Brief ->
Output the data exactly, with every line intact.
-- start --
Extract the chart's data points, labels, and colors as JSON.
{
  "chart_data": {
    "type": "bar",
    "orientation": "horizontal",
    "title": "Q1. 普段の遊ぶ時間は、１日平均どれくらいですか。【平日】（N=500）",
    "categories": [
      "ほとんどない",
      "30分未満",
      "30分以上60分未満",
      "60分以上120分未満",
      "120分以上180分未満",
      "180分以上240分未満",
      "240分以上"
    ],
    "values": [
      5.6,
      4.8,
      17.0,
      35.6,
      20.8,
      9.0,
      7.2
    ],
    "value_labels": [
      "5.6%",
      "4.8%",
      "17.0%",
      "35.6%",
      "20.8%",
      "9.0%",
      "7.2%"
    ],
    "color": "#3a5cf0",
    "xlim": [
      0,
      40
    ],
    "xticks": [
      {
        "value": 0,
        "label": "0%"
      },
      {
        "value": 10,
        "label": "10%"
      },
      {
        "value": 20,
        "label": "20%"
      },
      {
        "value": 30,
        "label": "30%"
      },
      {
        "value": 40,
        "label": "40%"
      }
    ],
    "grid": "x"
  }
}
-- end --
Exercise solution ->
Extract the chart's data points, labels, and colors as JSON.
{
  "chart_data": {
    "type": "bar",
    "orientation": "horizontal",
    "title": "Q1. 普段の遊ぶ時間は、１日平均どれくらいですか。【平日】（N=500）",
    "categories": [
      "ほとんどない",
      "30分未満",
      "30分以上60分未満",
      "60分以上120分未満",
      "120分以上180分未満",
      "180分以上240分未満",
      "240分以上"
    ],
    "values": [
      5.6,
      4.8,
      17.0,
      35.6,
      20.8,
      9.0,
      7.2
    ],
    "value_labels": [
      "5.6%",
      "4.8%",
      "17.0%",
      "35.6%",
      "20.8%",
      "9.0%",
      "7.2%"
    ],
    "color": "#3a5cf0",
    "xlim": [
      0,
      40
    ],
    "xticks": [
      {
        "value": 0,
        "label": "0%"
      },
      {
        "value": 10,
        "label": "10%"
      },
      {
        "value": 20,
        "label": "20%"
      },
      {
        "value": 30,
        "label": "30%"
      },
      {
        "value": 40,
        "label": "40%"
      }
    ],
    "grid": "x"
  }
}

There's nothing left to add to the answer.